══ Stored rows ══

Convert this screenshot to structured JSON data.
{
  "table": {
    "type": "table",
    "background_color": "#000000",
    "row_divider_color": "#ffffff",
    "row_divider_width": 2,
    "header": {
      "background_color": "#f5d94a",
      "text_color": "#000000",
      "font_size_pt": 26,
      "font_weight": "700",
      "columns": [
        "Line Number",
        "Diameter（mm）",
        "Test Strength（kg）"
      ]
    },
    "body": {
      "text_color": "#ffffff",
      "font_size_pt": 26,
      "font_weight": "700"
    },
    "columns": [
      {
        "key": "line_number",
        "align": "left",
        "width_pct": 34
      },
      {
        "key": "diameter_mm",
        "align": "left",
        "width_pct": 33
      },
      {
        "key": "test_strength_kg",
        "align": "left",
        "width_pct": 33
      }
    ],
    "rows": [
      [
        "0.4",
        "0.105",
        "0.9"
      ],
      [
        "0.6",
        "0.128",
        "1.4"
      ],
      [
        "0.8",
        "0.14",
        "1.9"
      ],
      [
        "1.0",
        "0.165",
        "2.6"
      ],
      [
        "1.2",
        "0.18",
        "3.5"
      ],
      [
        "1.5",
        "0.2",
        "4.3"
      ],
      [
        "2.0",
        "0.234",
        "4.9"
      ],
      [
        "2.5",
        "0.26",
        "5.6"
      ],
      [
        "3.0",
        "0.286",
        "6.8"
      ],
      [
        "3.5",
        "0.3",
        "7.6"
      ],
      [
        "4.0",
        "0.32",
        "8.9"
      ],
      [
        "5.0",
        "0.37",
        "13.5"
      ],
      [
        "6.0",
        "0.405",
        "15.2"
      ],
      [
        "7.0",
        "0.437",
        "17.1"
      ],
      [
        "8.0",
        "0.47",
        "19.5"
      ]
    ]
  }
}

═══

Reproduce each line from the records that contains the word "ffffff".

    "row_divider_color": "#ffffff",
      "text_color": "#ffffff",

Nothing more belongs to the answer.